* Fragmento proporcionado:
§

Editorial

Dos afortunadas leyes del MAS

sábado, 11 de abril de 2020 · 00:15

 
El MAS tuvo una muy buena iniciativa al proponer en el Legislativo dos leyes destinadas a ayudar a las empresas y personas afectadas por las medidas tomadas para contrarrestar la expansión del coronavirus, y a fortalecer en algo el sistema sanitario.

Las bancadas del MAS en ambas cámaras, que tienen dos tercios de los votos, aprobaron dichas leyes y fueron enviadas al Ejecutivo para su promulgación. Como habían sido iniciativas asumidas por el MAS existían dudas de qué es lo que iba a hacer el Ejecutivo. Al final, con buen criterio, promulgó las dos normas.

Una de las leyes es la que ordena el diferimiento del pago de créditos bancarios por un plazo de seis meses posteriores a la contingencia; con ello, empresas y personas pagarán su próxima cuota en septiembre u octubre, dependiendo de cuándo concluya la emergencia sanitaria.

§

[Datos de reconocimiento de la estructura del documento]
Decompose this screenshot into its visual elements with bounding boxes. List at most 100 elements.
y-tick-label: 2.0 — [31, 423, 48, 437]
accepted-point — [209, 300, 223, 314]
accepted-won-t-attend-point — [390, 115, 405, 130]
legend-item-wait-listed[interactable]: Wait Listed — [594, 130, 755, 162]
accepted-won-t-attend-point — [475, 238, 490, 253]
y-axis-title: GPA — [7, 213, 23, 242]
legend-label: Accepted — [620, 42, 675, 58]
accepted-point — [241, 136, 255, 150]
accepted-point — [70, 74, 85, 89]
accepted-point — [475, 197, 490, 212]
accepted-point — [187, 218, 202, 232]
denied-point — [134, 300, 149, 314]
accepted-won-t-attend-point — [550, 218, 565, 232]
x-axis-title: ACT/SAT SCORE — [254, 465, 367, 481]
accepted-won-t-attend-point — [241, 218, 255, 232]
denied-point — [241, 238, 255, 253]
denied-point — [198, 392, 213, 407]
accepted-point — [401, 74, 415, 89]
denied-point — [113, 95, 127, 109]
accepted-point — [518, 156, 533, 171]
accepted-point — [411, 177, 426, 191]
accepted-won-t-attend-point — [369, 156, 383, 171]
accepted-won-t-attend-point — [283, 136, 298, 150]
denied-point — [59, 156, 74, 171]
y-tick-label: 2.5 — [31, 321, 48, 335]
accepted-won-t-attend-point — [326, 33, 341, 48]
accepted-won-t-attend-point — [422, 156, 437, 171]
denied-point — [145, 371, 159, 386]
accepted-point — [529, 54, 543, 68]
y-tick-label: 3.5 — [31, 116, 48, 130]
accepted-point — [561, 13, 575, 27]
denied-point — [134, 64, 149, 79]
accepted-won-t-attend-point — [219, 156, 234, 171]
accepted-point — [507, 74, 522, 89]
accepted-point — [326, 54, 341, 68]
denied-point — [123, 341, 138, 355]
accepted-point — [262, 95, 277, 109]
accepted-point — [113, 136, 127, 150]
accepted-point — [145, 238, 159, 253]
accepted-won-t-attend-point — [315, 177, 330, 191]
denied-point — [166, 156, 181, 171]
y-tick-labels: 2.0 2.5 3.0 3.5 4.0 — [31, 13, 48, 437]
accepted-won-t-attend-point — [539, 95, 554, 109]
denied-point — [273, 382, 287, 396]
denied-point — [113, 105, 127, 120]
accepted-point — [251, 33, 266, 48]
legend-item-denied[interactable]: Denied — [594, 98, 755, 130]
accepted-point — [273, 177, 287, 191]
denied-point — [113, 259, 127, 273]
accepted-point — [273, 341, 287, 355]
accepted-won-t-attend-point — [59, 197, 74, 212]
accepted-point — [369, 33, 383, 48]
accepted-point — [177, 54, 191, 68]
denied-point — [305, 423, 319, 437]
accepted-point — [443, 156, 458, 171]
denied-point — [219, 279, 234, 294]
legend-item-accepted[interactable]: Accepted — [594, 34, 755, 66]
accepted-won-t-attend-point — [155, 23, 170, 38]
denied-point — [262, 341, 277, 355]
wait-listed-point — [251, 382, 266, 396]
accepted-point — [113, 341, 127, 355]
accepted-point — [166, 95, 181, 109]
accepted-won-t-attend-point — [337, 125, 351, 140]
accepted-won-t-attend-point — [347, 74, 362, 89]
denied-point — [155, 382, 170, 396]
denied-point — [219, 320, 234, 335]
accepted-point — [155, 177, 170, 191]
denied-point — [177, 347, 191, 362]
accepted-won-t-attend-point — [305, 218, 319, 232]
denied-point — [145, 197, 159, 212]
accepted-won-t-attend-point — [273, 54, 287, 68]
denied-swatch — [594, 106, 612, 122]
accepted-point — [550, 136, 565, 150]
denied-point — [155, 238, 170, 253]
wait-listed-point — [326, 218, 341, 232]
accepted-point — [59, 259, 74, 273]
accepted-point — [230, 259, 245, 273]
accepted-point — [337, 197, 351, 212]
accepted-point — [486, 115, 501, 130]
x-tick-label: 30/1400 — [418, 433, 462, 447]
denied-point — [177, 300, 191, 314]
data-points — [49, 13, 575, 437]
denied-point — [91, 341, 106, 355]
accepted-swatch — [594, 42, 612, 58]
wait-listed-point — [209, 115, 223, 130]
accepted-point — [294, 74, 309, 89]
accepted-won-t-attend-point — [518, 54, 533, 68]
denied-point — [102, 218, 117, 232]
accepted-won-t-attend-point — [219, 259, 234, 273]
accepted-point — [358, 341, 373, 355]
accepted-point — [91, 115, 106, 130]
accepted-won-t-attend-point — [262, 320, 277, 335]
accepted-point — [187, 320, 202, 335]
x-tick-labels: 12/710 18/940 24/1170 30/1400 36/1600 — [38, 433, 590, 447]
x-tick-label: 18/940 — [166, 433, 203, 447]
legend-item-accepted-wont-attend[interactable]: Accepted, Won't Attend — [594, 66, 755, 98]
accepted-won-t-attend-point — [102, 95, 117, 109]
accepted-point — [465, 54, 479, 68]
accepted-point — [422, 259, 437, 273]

§

* Tareas del ejercicio:
1. Reproduce literalmente el editorial sobre las leyes del MAS desde "El MAS tuvo" hasta "el sistema sanitario.", ambos incluidos.
2. Prosigue el editorial sobre las leyes del MAS a partir de su última oración.

* Respuestas del ejercicio:
1.
El MAS tuvo una muy buena iniciativa al proponer en el Legislativo dos leyes destinadas a ayudar a las empresas y personas afectadas por las medidas tomadas para contrarrestar la expansión del coronavirus, y a fortalecer en algo el sistema sanitario.

2.
Esta Ley Excepcional de Diferimiento de Pagos de Créditos y Reducción Temporal de Pago de Servicios Básicos aumentó el plazo inicialmente dado por el gobierno, que era suspender por dos meses, y solo el pago del capital, la cancelación de los créditos. La norma también contempla que el Estado pagará el consumo de energía eléctrica si ésta es menor a los 120 bolivianos y cubrirá en un 50% el consumo de agua potable y 30% del de gas domiciliario. El tema del pago de luz y agua ya había sido aprobado antes por decreto supremo.

La otra ley, de “Prevención, Contención y Tratamiento de la infección del Coronavirus (COVID-19)”, agiliza la asignación de recursos, autoriza la gratuidad en el tratamiento de  enfermos y ordena la flexibilización laboral.

Estas son iniciativas positivas, como decimos, porque ayudan a los agentes económicos (y ello incluye a los individuos) a seguir activos en medio de la parálisis que se avecina. Ambas medidas, además, son razonables, no implican para la economía nacional un trastorno insalvable. Por ejemplo lo bancos, afortunadamente, tienen los recursos suficientes como para no cobrar el pago de préstamos durante este período. Los cobrarán al final de cada crédito.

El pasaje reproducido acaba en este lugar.